Problem to solve: Reproduce the data below line for line, without changing anything.

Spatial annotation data
## START
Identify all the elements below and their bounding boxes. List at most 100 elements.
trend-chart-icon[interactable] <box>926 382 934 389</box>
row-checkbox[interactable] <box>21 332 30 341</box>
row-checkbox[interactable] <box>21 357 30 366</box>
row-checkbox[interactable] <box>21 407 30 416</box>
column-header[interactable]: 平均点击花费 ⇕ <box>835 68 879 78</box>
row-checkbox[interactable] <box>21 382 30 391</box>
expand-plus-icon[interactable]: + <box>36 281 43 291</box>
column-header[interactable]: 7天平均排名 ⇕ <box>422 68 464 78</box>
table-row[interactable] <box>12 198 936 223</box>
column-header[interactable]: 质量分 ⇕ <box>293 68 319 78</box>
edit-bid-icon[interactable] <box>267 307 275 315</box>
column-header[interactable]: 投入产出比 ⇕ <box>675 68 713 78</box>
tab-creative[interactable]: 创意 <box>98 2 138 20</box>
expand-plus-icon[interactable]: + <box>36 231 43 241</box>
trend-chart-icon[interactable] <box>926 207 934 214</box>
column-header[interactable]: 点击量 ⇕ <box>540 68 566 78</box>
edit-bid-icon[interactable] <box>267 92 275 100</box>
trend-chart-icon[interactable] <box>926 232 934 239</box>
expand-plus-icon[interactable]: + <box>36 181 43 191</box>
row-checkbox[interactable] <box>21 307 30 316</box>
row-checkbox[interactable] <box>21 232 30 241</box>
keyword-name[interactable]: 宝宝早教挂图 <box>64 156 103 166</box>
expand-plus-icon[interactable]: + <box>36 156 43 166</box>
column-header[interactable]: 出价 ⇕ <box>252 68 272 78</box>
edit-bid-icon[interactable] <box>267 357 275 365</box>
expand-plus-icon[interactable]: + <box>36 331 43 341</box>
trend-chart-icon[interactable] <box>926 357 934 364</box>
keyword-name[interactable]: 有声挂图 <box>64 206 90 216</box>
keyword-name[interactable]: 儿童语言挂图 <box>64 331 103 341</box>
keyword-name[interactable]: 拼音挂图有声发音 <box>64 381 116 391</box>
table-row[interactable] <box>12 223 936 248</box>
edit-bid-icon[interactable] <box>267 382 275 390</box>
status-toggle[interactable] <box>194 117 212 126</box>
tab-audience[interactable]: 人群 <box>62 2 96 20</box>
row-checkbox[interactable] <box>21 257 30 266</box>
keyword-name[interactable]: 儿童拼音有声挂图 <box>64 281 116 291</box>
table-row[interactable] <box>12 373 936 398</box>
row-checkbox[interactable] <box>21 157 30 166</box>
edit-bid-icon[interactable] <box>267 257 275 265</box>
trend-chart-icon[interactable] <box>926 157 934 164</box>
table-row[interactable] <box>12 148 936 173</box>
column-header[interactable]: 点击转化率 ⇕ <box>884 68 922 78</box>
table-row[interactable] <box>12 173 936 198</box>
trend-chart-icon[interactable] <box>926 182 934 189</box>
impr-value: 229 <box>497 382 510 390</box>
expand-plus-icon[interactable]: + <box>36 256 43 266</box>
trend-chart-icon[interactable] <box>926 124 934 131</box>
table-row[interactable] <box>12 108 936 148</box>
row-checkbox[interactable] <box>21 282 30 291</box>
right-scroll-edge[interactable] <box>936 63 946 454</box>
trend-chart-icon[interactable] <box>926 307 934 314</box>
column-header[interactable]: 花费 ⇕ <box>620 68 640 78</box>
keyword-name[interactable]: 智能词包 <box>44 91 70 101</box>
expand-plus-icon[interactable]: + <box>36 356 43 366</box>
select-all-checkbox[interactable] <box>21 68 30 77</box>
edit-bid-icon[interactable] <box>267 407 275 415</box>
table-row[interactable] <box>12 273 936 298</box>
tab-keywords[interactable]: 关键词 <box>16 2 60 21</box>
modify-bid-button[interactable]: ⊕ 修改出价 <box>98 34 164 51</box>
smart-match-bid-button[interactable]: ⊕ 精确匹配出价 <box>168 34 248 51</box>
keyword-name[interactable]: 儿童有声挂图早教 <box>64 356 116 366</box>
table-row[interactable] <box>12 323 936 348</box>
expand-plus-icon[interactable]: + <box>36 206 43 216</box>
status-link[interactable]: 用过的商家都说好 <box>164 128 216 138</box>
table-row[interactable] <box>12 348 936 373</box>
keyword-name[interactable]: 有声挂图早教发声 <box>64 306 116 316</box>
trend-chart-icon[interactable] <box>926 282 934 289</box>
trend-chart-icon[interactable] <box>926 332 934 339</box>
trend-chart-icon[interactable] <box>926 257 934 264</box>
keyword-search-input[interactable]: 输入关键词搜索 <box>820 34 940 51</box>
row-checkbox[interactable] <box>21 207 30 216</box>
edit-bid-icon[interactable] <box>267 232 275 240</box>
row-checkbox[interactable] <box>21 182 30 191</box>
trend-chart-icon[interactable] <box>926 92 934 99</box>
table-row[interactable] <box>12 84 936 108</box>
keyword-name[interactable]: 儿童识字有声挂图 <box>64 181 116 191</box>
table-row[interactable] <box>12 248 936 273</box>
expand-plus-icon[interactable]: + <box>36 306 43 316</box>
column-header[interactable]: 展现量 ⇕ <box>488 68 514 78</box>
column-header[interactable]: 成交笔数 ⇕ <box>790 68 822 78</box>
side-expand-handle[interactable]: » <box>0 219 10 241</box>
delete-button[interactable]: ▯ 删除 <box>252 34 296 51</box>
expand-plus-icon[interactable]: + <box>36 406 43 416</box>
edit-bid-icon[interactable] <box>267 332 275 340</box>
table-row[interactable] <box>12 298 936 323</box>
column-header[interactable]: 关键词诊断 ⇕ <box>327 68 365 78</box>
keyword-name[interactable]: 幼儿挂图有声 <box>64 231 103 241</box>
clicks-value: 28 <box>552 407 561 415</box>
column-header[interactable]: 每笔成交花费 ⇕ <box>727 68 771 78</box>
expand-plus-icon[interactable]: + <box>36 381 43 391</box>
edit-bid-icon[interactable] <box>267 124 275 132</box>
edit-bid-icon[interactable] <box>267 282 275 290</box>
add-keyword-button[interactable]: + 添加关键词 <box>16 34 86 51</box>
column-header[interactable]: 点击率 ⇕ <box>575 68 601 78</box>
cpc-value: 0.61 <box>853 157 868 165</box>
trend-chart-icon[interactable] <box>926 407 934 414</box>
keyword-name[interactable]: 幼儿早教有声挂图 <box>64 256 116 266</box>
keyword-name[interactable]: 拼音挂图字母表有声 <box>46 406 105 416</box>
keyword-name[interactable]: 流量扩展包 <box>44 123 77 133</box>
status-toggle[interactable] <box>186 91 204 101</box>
## END
Exercise output:
Identify all the elements below and their bounding boxes. List at most 100 elements.
trend-chart-icon[interactable] <box>926 382 934 389</box>
row-checkbox[interactable] <box>21 332 30 341</box>
row-checkbox[interactable] <box>21 357 30 366</box>
row-checkbox[interactable] <box>21 407 30 416</box>
column-header[interactable]: 平均点击花费 ⇕ <box>835 68 879 78</box>
row-checkbox[interactable] <box>21 382 30 391</box>
expand-plus-icon[interactable]: + <box>36 281 43 291</box>
column-header[interactable]: 7天平均排名 ⇕ <box>422 68 464 78</box>
table-row[interactable] <box>12 198 936 223</box>
column-header[interactable]: 质量分 ⇕ <box>293 68 319 78</box>
edit-bid-icon[interactable] <box>267 307 275 315</box>
column-header[interactable]: 投入产出比 ⇕ <box>675 68 713 78</box>
tab-creative[interactable]: 创意 <box>98 2 138 20</box>
expand-plus-icon[interactable]: + <box>36 231 43 241</box>
trend-chart-icon[interactable] <box>926 207 934 214</box>
column-header[interactable]: 点击量 ⇕ <box>540 68 566 78</box>
edit-bid-icon[interactable] <box>267 92 275 100</box>
trend-chart-icon[interactable] <box>926 232 934 239</box>
expand-plus-icon[interactable]: + <box>36 181 43 191</box>
row-checkbox[interactable] <box>21 307 30 316</box>
row-checkbox[interactable] <box>21 232 30 241</box>
keyword-name[interactable]: 宝宝早教挂图 <box>64 156 103 166</box>
expand-plus-icon[interactable]: + <box>36 156 43 166</box>
column-header[interactable]: 出价 ⇕ <box>252 68 272 78</box>
edit-bid-icon[interactable] <box>267 357 275 365</box>
expand-plus-icon[interactable]: + <box>36 331 43 341</box>
trend-chart-icon[interactable] <box>926 357 934 364</box>
keyword-name[interactable]: 有声挂图 <box>64 206 90 216</box>
keyword-name[interactable]: 儿童语言挂图 <box>64 331 103 341</box>
keyword-name[interactable]: 拼音挂图有声发音 <box>64 381 116 391</box>
table-row[interactable] <box>12 223 936 248</box>
edit-bid-icon[interactable] <box>267 382 275 390</box>
status-toggle[interactable] <box>194 117 212 126</box>
tab-audience[interactable]: 人群 <box>62 2 96 20</box>
row-checkbox[interactable] <box>21 257 30 266</box>
keyword-name[interactable]: 儿童拼音有声挂图 <box>64 281 116 291</box>
table-row[interactable] <box>12 373 936 398</box>
row-checkbox[interactable] <box>21 157 30 166</box>
edit-bid-icon[interactable] <box>267 257 275 265</box>
trend-chart-icon[interactable] <box>926 157 934 164</box>
table-row[interactable] <box>12 148 936 173</box>
column-header[interactable]: 点击转化率 ⇕ <box>884 68 922 78</box>
table-row[interactable] <box>12 173 936 198</box>
trend-chart-icon[interactable] <box>926 182 934 189</box>
impr-value: 229 <box>497 382 510 390</box>
expand-plus-icon[interactable]: + <box>36 256 43 266</box>
trend-chart-icon[interactable] <box>926 124 934 131</box>
table-row[interactable] <box>12 108 936 148</box>
row-checkbox[interactable] <box>21 282 30 291</box>
right-scroll-edge[interactable] <box>936 63 946 454</box>
trend-chart-icon[interactable] <box>926 307 934 314</box>
column-header[interactable]: 花费 ⇕ <box>620 68 640 78</box>
keyword-name[interactable]: 智能词包 <box>44 91 70 101</box>
expand-plus-icon[interactable]: + <box>36 356 43 366</box>
select-all-checkbox[interactable] <box>21 68 30 77</box>
edit-bid-icon[interactable] <box>267 407 275 415</box>
table-row[interactable] <box>12 273 936 298</box>
tab-keywords[interactable]: 关键词 <box>16 2 60 21</box>
modify-bid-button[interactable]: ⊕ 修改出价 <box>98 34 164 51</box>
smart-match-bid-button[interactable]: ⊕ 精确匹配出价 <box>168 34 248 51</box>
keyword-name[interactable]: 儿童有声挂图早教 <box>64 356 116 366</box>
table-row[interactable] <box>12 323 936 348</box>
expand-plus-icon[interactable]: + <box>36 206 43 216</box>
status-link[interactable]: 用过的商家都说好 <box>164 128 216 138</box>
table-row[interactable] <box>12 348 936 373</box>
keyword-name[interactable]: 有声挂图早教发声 <box>64 306 116 316</box>
trend-chart-icon[interactable] <box>926 282 934 289</box>
trend-chart-icon[interactable] <box>926 332 934 339</box>
trend-chart-icon[interactable] <box>926 257 934 264</box>
keyword-search-input[interactable]: 输入关键词搜索 <box>820 34 940 51</box>
row-checkbox[interactable] <box>21 207 30 216</box>
edit-bid-icon[interactable] <box>267 232 275 240</box>
row-checkbox[interactable] <box>21 182 30 191</box>
trend-chart-icon[interactable] <box>926 92 934 99</box>
table-row[interactable] <box>12 84 936 108</box>
keyword-name[interactable]: 儿童识字有声挂图 <box>64 181 116 191</box>
table-row[interactable] <box>12 248 936 273</box>
expand-plus-icon[interactable]: + <box>36 306 43 316</box>
column-header[interactable]: 展现量 ⇕ <box>488 68 514 78</box>
column-header[interactable]: 成交笔数 ⇕ <box>790 68 822 78</box>
side-expand-handle[interactable]: » <box>0 219 10 241</box>
delete-button[interactable]: ▯ 删除 <box>252 34 296 51</box>
expand-plus-icon[interactable]: + <box>36 406 43 416</box>
edit-bid-icon[interactable] <box>267 332 275 340</box>
table-row[interactable] <box>12 298 936 323</box>
column-header[interactable]: 关键词诊断 ⇕ <box>327 68 365 78</box>
keyword-name[interactable]: 幼儿挂图有声 <box>64 231 103 241</box>
clicks-value: 28 <box>552 407 561 415</box>
column-header[interactable]: 每笔成交花费 ⇕ <box>727 68 771 78</box>
expand-plus-icon[interactable]: + <box>36 381 43 391</box>
edit-bid-icon[interactable] <box>267 124 275 132</box>
edit-bid-icon[interactable] <box>267 282 275 290</box>
add-keyword-button[interactable]: + 添加关键词 <box>16 34 86 51</box>
column-header[interactable]: 点击率 ⇕ <box>575 68 601 78</box>
cpc-value: 0.61 <box>853 157 868 165</box>
trend-chart-icon[interactable] <box>926 407 934 414</box>
keyword-name[interactable]: 幼儿早教有声挂图 <box>64 256 116 266</box>
keyword-name[interactable]: 拼音挂图字母表有声 <box>46 406 105 416</box>
keyword-name[interactable]: 流量扩展包 <box>44 123 77 133</box>
status-toggle[interactable] <box>186 91 204 101</box>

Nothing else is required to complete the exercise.